Given task: Report all lines holding "excluded".
----- Supplied data
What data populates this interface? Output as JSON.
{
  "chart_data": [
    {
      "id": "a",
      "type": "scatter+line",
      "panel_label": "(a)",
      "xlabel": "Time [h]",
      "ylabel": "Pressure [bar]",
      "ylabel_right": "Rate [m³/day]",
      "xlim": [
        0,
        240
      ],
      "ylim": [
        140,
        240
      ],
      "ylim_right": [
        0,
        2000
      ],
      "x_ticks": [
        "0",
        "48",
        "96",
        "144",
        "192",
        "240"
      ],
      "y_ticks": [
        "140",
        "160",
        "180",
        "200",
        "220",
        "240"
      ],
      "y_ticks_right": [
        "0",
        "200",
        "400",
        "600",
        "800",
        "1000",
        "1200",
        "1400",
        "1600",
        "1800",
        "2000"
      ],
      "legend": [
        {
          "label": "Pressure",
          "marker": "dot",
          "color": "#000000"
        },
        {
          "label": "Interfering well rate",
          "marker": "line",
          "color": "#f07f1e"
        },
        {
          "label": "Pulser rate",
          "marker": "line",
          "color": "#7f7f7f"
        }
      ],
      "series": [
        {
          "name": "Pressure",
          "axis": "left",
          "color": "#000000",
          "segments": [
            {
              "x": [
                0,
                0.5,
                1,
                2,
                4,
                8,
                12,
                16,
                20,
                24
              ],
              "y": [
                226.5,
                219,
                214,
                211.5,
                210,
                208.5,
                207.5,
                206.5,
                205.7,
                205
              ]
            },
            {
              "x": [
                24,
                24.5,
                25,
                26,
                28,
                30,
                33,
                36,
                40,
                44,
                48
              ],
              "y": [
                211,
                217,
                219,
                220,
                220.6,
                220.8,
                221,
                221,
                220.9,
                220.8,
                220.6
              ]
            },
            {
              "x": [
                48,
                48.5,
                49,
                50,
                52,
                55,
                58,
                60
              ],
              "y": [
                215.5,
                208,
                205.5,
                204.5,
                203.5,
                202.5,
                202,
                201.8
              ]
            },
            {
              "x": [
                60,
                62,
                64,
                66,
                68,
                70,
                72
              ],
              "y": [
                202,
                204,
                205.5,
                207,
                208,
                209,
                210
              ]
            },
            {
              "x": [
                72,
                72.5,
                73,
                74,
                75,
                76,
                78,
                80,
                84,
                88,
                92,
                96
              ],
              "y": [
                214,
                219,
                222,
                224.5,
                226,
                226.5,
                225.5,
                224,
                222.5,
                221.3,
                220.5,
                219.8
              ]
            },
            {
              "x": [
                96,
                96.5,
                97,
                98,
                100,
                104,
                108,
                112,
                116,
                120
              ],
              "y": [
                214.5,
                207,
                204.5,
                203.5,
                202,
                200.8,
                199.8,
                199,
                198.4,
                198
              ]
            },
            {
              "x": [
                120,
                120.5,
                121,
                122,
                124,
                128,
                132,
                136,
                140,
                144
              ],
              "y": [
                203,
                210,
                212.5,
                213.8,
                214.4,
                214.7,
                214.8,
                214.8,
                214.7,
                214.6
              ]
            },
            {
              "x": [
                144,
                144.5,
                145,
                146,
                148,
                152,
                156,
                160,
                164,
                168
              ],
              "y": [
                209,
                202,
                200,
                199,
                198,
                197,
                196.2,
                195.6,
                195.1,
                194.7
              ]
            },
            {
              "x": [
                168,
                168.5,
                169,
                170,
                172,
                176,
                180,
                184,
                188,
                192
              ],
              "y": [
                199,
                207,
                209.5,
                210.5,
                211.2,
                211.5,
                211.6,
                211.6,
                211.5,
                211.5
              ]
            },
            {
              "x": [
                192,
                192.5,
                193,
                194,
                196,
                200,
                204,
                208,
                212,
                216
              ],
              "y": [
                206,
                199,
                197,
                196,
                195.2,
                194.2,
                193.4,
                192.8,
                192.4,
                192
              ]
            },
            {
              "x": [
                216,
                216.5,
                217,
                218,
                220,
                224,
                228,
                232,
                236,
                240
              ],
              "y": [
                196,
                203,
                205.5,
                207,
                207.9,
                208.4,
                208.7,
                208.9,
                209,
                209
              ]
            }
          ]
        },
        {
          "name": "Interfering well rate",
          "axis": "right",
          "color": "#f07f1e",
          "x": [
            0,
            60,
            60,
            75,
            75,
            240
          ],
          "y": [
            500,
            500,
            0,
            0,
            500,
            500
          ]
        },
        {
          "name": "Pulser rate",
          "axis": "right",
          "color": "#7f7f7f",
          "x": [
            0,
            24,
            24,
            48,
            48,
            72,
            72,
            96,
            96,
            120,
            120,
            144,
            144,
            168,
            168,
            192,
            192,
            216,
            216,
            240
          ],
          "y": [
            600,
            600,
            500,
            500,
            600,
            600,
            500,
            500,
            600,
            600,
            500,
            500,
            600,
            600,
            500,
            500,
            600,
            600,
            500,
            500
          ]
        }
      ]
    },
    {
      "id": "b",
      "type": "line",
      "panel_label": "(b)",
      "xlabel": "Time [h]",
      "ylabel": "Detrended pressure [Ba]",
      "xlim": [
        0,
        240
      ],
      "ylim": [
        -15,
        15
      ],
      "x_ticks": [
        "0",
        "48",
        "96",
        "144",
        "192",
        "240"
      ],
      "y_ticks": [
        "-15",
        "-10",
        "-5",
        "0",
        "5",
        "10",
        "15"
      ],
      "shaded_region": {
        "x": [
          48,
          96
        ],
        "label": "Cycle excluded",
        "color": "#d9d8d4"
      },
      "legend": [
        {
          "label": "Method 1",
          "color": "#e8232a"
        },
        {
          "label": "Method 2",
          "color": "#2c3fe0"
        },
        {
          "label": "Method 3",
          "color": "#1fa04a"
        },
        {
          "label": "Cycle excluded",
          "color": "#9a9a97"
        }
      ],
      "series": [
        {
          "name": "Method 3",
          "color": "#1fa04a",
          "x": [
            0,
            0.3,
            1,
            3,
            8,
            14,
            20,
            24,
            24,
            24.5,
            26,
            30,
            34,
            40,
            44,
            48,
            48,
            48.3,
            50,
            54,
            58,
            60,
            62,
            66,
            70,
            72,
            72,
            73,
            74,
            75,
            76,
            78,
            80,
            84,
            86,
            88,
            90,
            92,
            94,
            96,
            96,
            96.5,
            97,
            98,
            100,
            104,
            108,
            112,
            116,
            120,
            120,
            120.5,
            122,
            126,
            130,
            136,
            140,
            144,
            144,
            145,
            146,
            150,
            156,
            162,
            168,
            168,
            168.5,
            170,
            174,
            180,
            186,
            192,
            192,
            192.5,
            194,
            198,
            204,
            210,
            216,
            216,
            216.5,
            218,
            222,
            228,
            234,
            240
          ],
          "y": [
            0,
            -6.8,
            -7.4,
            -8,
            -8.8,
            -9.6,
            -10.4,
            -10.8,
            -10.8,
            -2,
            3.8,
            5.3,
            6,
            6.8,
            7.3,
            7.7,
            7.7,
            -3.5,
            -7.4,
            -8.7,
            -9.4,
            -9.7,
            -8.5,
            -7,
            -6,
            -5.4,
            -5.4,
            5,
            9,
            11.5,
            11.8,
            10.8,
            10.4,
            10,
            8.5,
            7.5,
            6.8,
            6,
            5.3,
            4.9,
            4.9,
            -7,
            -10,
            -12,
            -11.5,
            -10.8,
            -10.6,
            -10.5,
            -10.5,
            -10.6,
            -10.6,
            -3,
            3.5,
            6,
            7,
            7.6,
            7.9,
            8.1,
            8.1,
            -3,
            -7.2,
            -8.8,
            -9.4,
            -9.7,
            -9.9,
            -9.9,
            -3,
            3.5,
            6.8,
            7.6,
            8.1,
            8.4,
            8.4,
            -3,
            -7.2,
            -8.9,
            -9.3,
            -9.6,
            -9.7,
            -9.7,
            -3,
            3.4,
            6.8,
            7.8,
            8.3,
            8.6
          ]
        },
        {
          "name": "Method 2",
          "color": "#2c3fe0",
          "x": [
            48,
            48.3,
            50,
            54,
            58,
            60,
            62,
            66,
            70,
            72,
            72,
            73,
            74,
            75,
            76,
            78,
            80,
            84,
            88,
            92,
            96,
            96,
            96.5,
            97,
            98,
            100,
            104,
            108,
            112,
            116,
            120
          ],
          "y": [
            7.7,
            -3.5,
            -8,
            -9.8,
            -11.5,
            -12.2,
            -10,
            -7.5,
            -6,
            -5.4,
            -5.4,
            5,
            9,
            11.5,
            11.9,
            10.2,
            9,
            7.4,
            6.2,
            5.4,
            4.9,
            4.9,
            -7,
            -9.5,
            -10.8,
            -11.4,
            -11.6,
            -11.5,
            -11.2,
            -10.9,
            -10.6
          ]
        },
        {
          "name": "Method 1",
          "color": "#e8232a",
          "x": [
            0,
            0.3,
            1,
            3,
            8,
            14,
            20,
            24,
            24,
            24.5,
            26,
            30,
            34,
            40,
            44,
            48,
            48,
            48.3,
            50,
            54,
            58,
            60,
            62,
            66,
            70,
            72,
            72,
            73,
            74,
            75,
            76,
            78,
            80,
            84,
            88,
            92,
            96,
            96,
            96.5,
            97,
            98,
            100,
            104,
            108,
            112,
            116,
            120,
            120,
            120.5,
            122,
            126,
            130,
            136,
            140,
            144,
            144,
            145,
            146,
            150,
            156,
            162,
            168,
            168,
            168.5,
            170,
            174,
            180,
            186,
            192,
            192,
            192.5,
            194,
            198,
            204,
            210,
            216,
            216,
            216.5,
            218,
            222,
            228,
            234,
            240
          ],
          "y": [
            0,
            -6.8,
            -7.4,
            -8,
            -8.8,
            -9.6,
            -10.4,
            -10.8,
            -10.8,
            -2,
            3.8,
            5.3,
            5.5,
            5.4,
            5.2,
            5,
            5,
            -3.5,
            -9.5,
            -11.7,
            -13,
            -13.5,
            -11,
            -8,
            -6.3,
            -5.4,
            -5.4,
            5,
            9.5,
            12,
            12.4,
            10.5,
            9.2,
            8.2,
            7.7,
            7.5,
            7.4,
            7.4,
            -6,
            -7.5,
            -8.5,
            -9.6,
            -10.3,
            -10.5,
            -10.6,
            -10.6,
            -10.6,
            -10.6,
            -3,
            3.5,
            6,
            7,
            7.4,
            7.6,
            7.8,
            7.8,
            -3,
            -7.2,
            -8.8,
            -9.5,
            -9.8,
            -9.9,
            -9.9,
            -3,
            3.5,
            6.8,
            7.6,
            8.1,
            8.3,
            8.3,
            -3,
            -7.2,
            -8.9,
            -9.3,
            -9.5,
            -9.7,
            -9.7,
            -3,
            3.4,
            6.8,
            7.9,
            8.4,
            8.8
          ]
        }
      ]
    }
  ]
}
----------
Answer to this task:
        "label": "Cycle excluded",
          "label": "Cycle excluded",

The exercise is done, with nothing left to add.